Determine how many lines include the word "裂纹及明显变形", then give that number and nothing more.

DATA TO PROCESS:
++++++++

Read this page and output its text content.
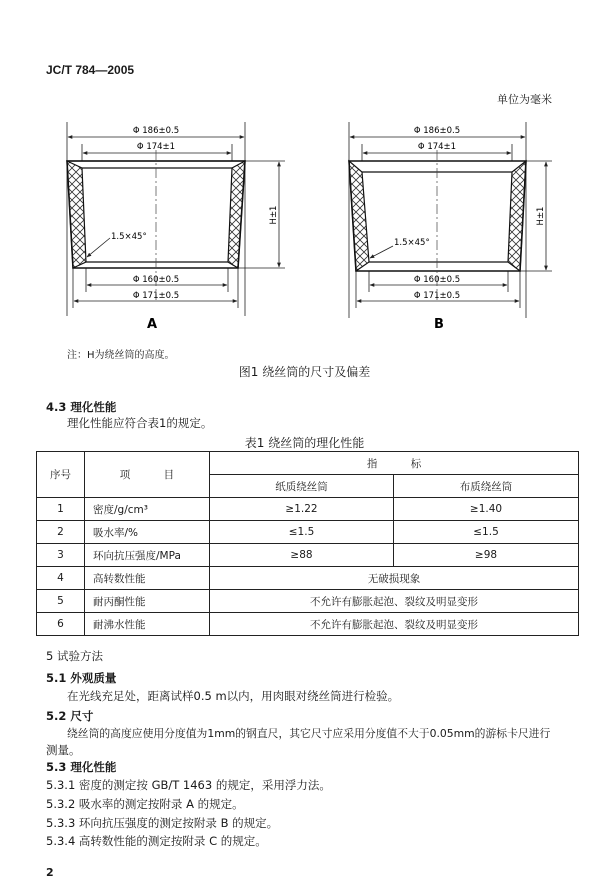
JC/T 784—2005
单位为毫米
Φ 186±0.5
Φ 174±1
1.5×45°
H±1
Φ 160±0.5
Φ 171±0.5
A
Φ 186±0.5
Φ 174±1
1.5×45°
H±1
Φ 160±0.5
Φ 171±0.5
B
注：H为绕丝筒的高度。
图1 绕丝筒的尺寸及偏差
4.3 理化性能
理化性能应符合表1的规定。
表1 绕丝筒的理化性能
序号	项          目	指          标	
		纸质绕丝筒	布质绕丝筒
1	密度/g/cm³	≥1.22	≥1.40
2	吸水率/%	≤1.5	≤1.5
3	环向抗压强度/MPa	≥88	≥98
4	高转数性能	无破损现象	
5	耐丙酮性能	不允许有膨胀起泡、裂纹及明显变形	
6	耐沸水性能	不允许有膨胀起泡、裂纹及明显变形	
5 试验方法
5.1 外观质量
在光线充足处，距离试样0.5 m以内，用肉眼对绕丝筒进行检验。
5.2 尺寸
绕丝筒的高度应使用分度值为1mm的钢直尺，其它尺寸应采用分度值不大于0.05mm的游标卡尺进行
测量。
5.3 理化性能
5.3.1 密度的测定按 GB/T 1463 的规定，采用浮力法。
5.3.2 吸水率的测定按附录 A 的规定。
5.3.3 环向抗压强度的测定按附录 B 的规定。
5.3.4 高转数性能的测定按附录 C 的规定。
2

++++++++

TASK OUTPUT: 2